### Information shown
+ + + + +

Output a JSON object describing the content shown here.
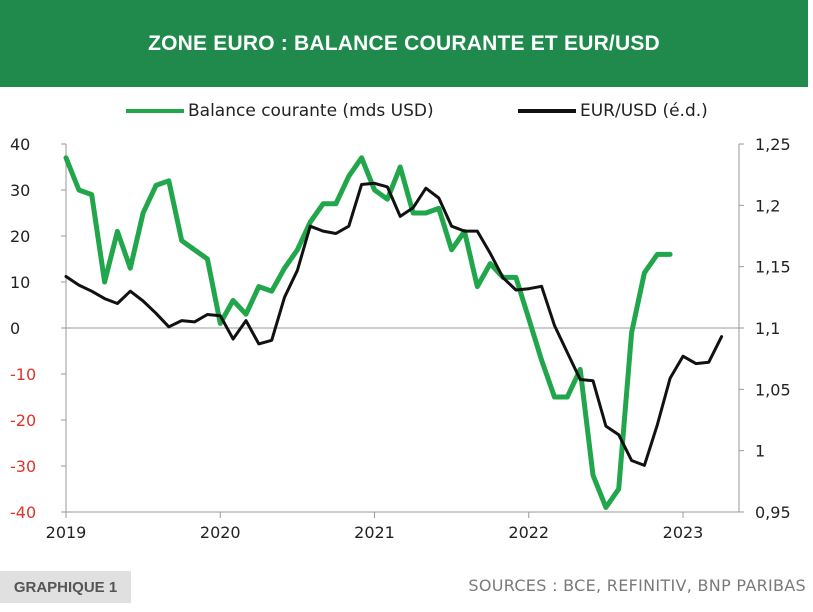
{
  "header": {
    "title": "ZONE EURO : BALANCE COURANTE ET EUR/USD"
  },
  "footer": {
    "tag": "GRAPHIQUE 1",
    "sources": "SOURCES : BCE, REFINITIV, BNP PARIBAS"
  },
  "colors": {
    "header_bg": "#1f8a4c",
    "balance": "#22a64b",
    "eurusd": "#111111",
    "negative_tick": "#e0332b"
  },
  "chart_data": {
    "type": "line",
    "title": "ZONE EURO : BALANCE COURANTE ET EUR/USD",
    "legend_position": "top",
    "grid": false,
    "x_ticks": [
      "2019",
      "2020",
      "2021",
      "2022",
      "2023"
    ],
    "xlim": [
      "2019-01",
      "2023-04"
    ],
    "y_left": {
      "ylim": [
        -40,
        40
      ],
      "ticks": [
        "40",
        "30",
        "20",
        "10",
        "0",
        "-10",
        "-20",
        "-30",
        "-40"
      ]
    },
    "y_right": {
      "ylim": [
        0.95,
        1.25
      ],
      "ticks": [
        "1,25",
        "1,2",
        "1,15",
        "1,1",
        "1,05",
        "1",
        "0,95"
      ]
    },
    "series": [
      {
        "name": "Balance courante (mds USD)",
        "axis": "left",
        "color": "#22a64b",
        "x": [
          "2019-01",
          "2019-02",
          "2019-03",
          "2019-04",
          "2019-05",
          "2019-06",
          "2019-07",
          "2019-08",
          "2019-09",
          "2019-10",
          "2019-11",
          "2019-12",
          "2020-01",
          "2020-02",
          "2020-03",
          "2020-04",
          "2020-05",
          "2020-06",
          "2020-07",
          "2020-08",
          "2020-09",
          "2020-10",
          "2020-11",
          "2020-12",
          "2021-01",
          "2021-02",
          "2021-03",
          "2021-04",
          "2021-05",
          "2021-06",
          "2021-07",
          "2021-08",
          "2021-09",
          "2021-10",
          "2021-11",
          "2021-12",
          "2022-01",
          "2022-02",
          "2022-03",
          "2022-04",
          "2022-05",
          "2022-06",
          "2022-07",
          "2022-08",
          "2022-09",
          "2022-10",
          "2022-11",
          "2022-12"
        ],
        "values": [
          37,
          30,
          29,
          10,
          21,
          13,
          25,
          31,
          32,
          19,
          17,
          15,
          1,
          6,
          3,
          9,
          8,
          13,
          17,
          23,
          27,
          27,
          33,
          37,
          30,
          28,
          35,
          25,
          25,
          26,
          17,
          21,
          9,
          14,
          11,
          11,
          2,
          -7,
          -15,
          -15,
          -9,
          -32,
          -39,
          -35,
          -1,
          12,
          16,
          16
        ]
      },
      {
        "name": "EUR/USD (é.d.)",
        "axis": "right",
        "color": "#111111",
        "x": [
          "2019-01",
          "2019-02",
          "2019-03",
          "2019-04",
          "2019-05",
          "2019-06",
          "2019-07",
          "2019-08",
          "2019-09",
          "2019-10",
          "2019-11",
          "2019-12",
          "2020-01",
          "2020-02",
          "2020-03",
          "2020-04",
          "2020-05",
          "2020-06",
          "2020-07",
          "2020-08",
          "2020-09",
          "2020-10",
          "2020-11",
          "2020-12",
          "2021-01",
          "2021-02",
          "2021-03",
          "2021-04",
          "2021-05",
          "2021-06",
          "2021-07",
          "2021-08",
          "2021-09",
          "2021-10",
          "2021-11",
          "2021-12",
          "2022-01",
          "2022-02",
          "2022-03",
          "2022-04",
          "2022-05",
          "2022-06",
          "2022-07",
          "2022-08",
          "2022-09",
          "2022-10",
          "2022-11",
          "2022-12",
          "2023-01",
          "2023-02",
          "2023-03",
          "2023-04"
        ],
        "values": [
          1.142,
          1.135,
          1.13,
          1.124,
          1.12,
          1.13,
          1.122,
          1.112,
          1.101,
          1.106,
          1.105,
          1.111,
          1.11,
          1.091,
          1.106,
          1.087,
          1.09,
          1.125,
          1.147,
          1.183,
          1.179,
          1.177,
          1.183,
          1.217,
          1.218,
          1.215,
          1.191,
          1.198,
          1.214,
          1.206,
          1.183,
          1.179,
          1.179,
          1.161,
          1.141,
          1.131,
          1.132,
          1.134,
          1.102,
          1.08,
          1.058,
          1.057,
          1.02,
          1.013,
          0.992,
          0.988,
          1.021,
          1.059,
          1.077,
          1.071,
          1.072,
          1.093
        ]
      }
    ]
  }
}
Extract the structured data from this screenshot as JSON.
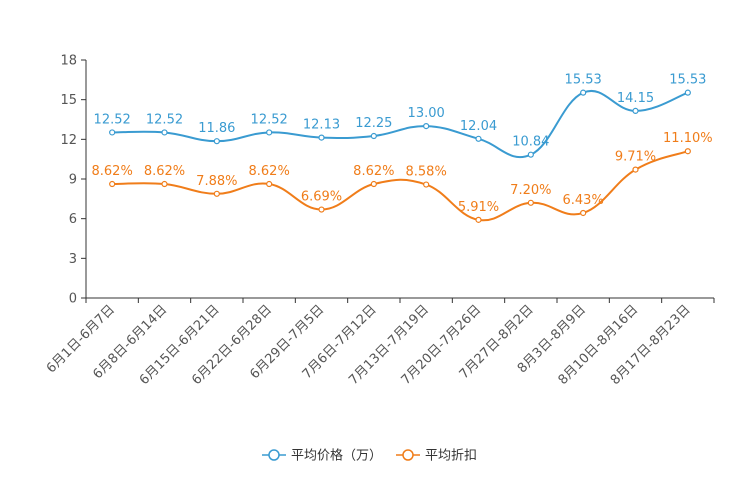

+ + + + +

### Goal
Among the lines above, determine how many hold the word "ZONE"; report the figure alone.

### Full response
2